Given request: Repeat the entries below exactly as they appear, leaving out any pictures.

Records for this exercise:
(begin)
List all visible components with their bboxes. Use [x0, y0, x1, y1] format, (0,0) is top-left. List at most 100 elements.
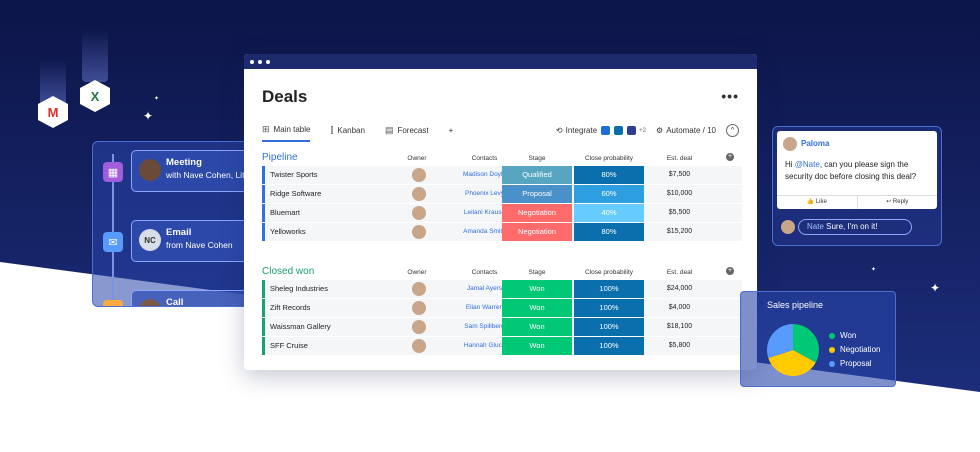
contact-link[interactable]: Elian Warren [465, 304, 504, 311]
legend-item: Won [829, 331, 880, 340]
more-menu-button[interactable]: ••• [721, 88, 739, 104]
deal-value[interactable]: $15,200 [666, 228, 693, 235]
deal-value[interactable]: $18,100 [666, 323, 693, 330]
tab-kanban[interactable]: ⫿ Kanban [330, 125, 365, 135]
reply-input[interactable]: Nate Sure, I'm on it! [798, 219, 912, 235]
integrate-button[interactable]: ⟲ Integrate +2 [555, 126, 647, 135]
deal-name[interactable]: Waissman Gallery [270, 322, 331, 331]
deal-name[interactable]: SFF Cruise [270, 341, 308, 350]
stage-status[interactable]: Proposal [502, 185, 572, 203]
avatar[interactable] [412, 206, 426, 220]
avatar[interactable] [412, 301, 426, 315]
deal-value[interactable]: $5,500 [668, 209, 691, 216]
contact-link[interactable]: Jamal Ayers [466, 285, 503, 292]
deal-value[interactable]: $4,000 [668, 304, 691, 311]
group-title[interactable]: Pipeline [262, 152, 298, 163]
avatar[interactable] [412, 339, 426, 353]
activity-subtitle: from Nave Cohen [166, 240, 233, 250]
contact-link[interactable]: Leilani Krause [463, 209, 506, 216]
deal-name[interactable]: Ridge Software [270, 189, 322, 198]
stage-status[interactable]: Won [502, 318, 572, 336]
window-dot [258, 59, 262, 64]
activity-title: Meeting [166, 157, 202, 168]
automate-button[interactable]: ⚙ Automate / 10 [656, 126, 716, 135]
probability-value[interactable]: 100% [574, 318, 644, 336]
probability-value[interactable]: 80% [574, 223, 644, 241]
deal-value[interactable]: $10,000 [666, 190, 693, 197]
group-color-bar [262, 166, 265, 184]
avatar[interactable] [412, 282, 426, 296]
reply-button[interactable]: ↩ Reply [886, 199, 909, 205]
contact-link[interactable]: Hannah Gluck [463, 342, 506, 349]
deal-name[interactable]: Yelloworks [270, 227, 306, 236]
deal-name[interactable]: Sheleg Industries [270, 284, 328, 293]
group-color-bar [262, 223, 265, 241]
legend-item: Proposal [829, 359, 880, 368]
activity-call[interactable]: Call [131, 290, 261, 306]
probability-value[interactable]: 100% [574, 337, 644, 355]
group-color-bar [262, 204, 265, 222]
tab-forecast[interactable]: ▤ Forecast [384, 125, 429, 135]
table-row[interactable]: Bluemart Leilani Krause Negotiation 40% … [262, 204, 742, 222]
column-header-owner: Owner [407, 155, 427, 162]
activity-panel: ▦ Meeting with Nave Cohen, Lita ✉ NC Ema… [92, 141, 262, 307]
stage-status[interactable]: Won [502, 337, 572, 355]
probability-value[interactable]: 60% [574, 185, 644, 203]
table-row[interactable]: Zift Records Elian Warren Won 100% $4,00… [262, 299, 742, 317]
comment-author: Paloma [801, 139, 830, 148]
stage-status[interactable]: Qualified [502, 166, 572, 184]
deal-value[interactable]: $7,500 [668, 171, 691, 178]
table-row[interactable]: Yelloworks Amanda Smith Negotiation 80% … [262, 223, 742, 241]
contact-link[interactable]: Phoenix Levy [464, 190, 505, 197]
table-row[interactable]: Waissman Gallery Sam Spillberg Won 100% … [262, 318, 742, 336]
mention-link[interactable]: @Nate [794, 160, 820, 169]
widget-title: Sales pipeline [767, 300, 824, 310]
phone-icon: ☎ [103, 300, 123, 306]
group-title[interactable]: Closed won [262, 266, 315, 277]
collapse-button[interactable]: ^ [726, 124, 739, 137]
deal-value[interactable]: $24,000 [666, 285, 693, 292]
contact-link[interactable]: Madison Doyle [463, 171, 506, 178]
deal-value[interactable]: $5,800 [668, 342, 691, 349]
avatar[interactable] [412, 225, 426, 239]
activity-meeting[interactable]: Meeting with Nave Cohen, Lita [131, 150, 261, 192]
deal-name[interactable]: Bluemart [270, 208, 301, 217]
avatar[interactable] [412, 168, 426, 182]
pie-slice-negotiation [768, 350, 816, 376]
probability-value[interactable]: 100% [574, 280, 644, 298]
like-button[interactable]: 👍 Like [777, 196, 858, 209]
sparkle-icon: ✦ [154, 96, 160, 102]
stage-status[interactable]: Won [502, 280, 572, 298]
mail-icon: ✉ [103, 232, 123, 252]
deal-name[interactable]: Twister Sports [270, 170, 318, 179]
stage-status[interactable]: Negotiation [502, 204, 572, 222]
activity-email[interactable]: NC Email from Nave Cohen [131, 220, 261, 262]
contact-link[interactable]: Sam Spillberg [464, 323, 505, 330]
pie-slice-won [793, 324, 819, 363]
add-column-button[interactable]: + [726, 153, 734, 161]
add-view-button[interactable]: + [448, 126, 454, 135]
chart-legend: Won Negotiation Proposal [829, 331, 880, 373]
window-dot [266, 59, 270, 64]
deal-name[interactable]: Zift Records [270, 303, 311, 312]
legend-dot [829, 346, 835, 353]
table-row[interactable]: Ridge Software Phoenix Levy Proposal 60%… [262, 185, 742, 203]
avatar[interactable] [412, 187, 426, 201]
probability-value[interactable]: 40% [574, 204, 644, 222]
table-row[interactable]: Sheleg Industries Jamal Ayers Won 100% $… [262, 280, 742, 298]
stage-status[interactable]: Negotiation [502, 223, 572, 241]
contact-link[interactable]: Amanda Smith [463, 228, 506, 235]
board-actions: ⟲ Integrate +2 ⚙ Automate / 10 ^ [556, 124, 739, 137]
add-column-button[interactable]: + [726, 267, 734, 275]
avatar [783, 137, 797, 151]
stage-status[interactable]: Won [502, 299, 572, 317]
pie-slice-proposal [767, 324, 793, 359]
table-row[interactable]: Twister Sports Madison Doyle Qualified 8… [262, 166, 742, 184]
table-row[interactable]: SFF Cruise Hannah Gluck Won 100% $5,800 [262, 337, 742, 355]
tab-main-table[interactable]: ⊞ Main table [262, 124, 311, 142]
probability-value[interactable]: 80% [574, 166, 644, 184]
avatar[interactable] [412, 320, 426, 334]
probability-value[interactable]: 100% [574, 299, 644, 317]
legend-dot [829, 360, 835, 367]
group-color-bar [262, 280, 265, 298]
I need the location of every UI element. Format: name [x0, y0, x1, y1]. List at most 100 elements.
(end)
Written answer:
List all visible components with their bboxes. Use [x0, y0, x1, y1] format, (0,0) is top-left. List at most 100 elements.
contact-link[interactable]: Elian Warren [465, 304, 504, 311]
legend-item: Won [829, 331, 880, 340]
more-menu-button[interactable]: ••• [721, 88, 739, 104]
deal-value[interactable]: $15,200 [666, 228, 693, 235]
deal-value[interactable]: $18,100 [666, 323, 693, 330]
tab-kanban[interactable]: ⫿ Kanban [330, 125, 365, 135]
reply-input[interactable]: Nate Sure, I'm on it! [798, 219, 912, 235]
integrate-button[interactable]: ⟲ Integrate +2 [555, 126, 647, 135]
deal-name[interactable]: Waissman Gallery [270, 322, 331, 331]
deal-name[interactable]: SFF Cruise [270, 341, 308, 350]
stage-status[interactable]: Proposal [502, 185, 572, 203]
avatar[interactable] [412, 206, 426, 220]
avatar[interactable] [412, 301, 426, 315]
deal-value[interactable]: $5,500 [668, 209, 691, 216]
contact-link[interactable]: Jamal Ayers [466, 285, 503, 292]
deal-value[interactable]: $4,000 [668, 304, 691, 311]
group-title[interactable]: Pipeline [262, 152, 298, 163]
avatar[interactable] [412, 339, 426, 353]
activity-subtitle: from Nave Cohen [166, 240, 233, 250]
contact-link[interactable]: Leilani Krause [463, 209, 506, 216]
deal-name[interactable]: Ridge Software [270, 189, 322, 198]
stage-status[interactable]: Won [502, 318, 572, 336]
window-dot [258, 59, 262, 64]
activity-title: Meeting [166, 157, 202, 168]
automate-button[interactable]: ⚙ Automate / 10 [656, 126, 716, 135]
probability-value[interactable]: 100% [574, 318, 644, 336]
probability-value[interactable]: 80% [574, 223, 644, 241]
deal-value[interactable]: $10,000 [666, 190, 693, 197]
group-color-bar [262, 166, 265, 184]
avatar[interactable] [412, 282, 426, 296]
reply-button[interactable]: ↩ Reply [886, 199, 909, 205]
contact-link[interactable]: Hannah Gluck [463, 342, 506, 349]
deal-name[interactable]: Yelloworks [270, 227, 306, 236]
deal-name[interactable]: Sheleg Industries [270, 284, 328, 293]
group-color-bar [262, 223, 265, 241]
legend-item: Proposal [829, 359, 880, 368]
activity-call[interactable]: Call [131, 290, 261, 306]
probability-value[interactable]: 100% [574, 337, 644, 355]
group-color-bar [262, 204, 265, 222]
tab-forecast[interactable]: ▤ Forecast [384, 125, 429, 135]
table-row[interactable]: Bluemart Leilani Krause Negotiation 40% … [262, 204, 742, 222]
column-header-owner: Owner [407, 155, 427, 162]
activity-panel: ▦ Meeting with Nave Cohen, Lita ✉ NC Ema… [92, 141, 262, 307]
stage-status[interactable]: Won [502, 337, 572, 355]
probability-value[interactable]: 60% [574, 185, 644, 203]
table-row[interactable]: Zift Records Elian Warren Won 100% $4,00… [262, 299, 742, 317]
comment-author: Paloma [801, 139, 830, 148]
stage-status[interactable]: Qualified [502, 166, 572, 184]
deal-value[interactable]: $7,500 [668, 171, 691, 178]
table-row[interactable]: Yelloworks Amanda Smith Negotiation 80% … [262, 223, 742, 241]
contact-link[interactable]: Phoenix Levy [464, 190, 505, 197]
table-row[interactable]: Waissman Gallery Sam Spillberg Won 100% … [262, 318, 742, 336]
mention-link[interactable]: @Nate [794, 160, 820, 169]
widget-title: Sales pipeline [767, 300, 824, 310]
phone-icon: ☎ [103, 300, 123, 306]
group-title[interactable]: Closed won [262, 266, 315, 277]
collapse-button[interactable]: ^ [726, 124, 739, 137]
deal-value[interactable]: $24,000 [666, 285, 693, 292]
contact-link[interactable]: Madison Doyle [463, 171, 506, 178]
deal-value[interactable]: $5,800 [668, 342, 691, 349]
avatar[interactable] [412, 225, 426, 239]
activity-meeting[interactable]: Meeting with Nave Cohen, Lita [131, 150, 261, 192]
deal-name[interactable]: Bluemart [270, 208, 301, 217]
avatar[interactable] [412, 168, 426, 182]
pie-slice-negotiation [768, 350, 816, 376]
probability-value[interactable]: 100% [574, 280, 644, 298]
like-button[interactable]: 👍 Like [777, 196, 858, 209]
sparkle-icon: ✦ [154, 96, 160, 102]
stage-status[interactable]: Won [502, 280, 572, 298]
mail-icon: ✉ [103, 232, 123, 252]
deal-name[interactable]: Twister Sports [270, 170, 318, 179]
stage-status[interactable]: Negotiation [502, 204, 572, 222]
activity-email[interactable]: NC Email from Nave Cohen [131, 220, 261, 262]
contact-link[interactable]: Sam Spillberg [464, 323, 505, 330]
pie-slice-won [793, 324, 819, 363]
add-column-button[interactable]: + [726, 153, 734, 161]
add-view-button[interactable]: + [448, 126, 454, 135]
chart-legend: Won Negotiation Proposal [829, 331, 880, 373]
window-dot [266, 59, 270, 64]
deal-name[interactable]: Zift Records [270, 303, 311, 312]
legend-dot [829, 346, 835, 353]
table-row[interactable]: Ridge Software Phoenix Levy Proposal 60%… [262, 185, 742, 203]
avatar[interactable] [412, 187, 426, 201]
probability-value[interactable]: 40% [574, 204, 644, 222]
table-row[interactable]: Sheleg Industries Jamal Ayers Won 100% $… [262, 280, 742, 298]
stage-status[interactable]: Negotiation [502, 223, 572, 241]
contact-link[interactable]: Amanda Smith [463, 228, 506, 235]
board-actions: ⟲ Integrate +2 ⚙ Automate / 10 ^ [556, 124, 739, 137]
add-column-button[interactable]: + [726, 267, 734, 275]
avatar [783, 137, 797, 151]
stage-status[interactable]: Won [502, 299, 572, 317]
pie-slice-proposal [767, 324, 793, 359]
table-row[interactable]: Twister Sports Madison Doyle Qualified 8… [262, 166, 742, 184]
table-row[interactable]: SFF Cruise Hannah Gluck Won 100% $5,800 [262, 337, 742, 355]
tab-main-table[interactable]: ⊞ Main table [262, 124, 311, 142]
probability-value[interactable]: 80% [574, 166, 644, 184]
avatar[interactable] [412, 320, 426, 334]
probability-value[interactable]: 100% [574, 299, 644, 317]
legend-dot [829, 360, 835, 367]
group-color-bar [262, 280, 265, 298]
I need the location of every UI element. Format: name [x0, y0, x1, y1]. List at most 100 elements.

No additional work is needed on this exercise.